Record extracts -
= = = = = = =
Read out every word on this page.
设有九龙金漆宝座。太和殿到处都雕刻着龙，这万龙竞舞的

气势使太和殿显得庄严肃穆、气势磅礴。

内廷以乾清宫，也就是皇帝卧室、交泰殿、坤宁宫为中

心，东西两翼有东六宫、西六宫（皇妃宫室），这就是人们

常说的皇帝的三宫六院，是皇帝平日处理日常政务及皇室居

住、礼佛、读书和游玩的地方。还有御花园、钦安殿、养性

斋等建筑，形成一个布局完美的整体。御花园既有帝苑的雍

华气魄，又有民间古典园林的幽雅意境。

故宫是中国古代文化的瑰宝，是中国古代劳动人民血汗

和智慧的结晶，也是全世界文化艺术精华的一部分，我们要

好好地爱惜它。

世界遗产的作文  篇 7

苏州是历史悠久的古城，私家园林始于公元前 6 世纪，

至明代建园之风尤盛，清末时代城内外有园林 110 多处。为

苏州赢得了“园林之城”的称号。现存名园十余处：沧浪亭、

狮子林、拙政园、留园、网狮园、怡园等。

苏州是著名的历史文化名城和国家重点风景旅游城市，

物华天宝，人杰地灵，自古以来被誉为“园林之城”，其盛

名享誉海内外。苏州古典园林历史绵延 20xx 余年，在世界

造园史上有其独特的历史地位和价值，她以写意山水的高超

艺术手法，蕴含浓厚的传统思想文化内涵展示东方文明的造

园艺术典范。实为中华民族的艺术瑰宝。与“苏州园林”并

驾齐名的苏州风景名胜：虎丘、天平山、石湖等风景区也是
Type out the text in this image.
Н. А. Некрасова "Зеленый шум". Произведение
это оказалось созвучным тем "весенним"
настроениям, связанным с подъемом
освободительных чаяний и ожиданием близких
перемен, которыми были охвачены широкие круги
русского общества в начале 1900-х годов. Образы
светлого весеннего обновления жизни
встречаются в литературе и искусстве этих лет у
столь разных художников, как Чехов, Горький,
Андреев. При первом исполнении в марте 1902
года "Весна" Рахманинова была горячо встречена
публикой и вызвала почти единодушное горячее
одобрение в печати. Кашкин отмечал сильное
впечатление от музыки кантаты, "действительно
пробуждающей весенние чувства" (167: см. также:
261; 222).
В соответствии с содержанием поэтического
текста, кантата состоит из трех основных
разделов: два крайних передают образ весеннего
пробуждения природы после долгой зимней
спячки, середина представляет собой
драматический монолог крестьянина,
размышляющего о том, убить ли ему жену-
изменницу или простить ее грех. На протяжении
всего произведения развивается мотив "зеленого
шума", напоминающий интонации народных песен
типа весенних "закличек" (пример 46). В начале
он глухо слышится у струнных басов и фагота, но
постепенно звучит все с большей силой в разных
= = = = = = =
Problem statement -
Copy out each line of the listing that holds "начале".

Written solution -
русского общества в начале 1900-х годов. Образы
типа весенних "закличек" (пример 46). В начале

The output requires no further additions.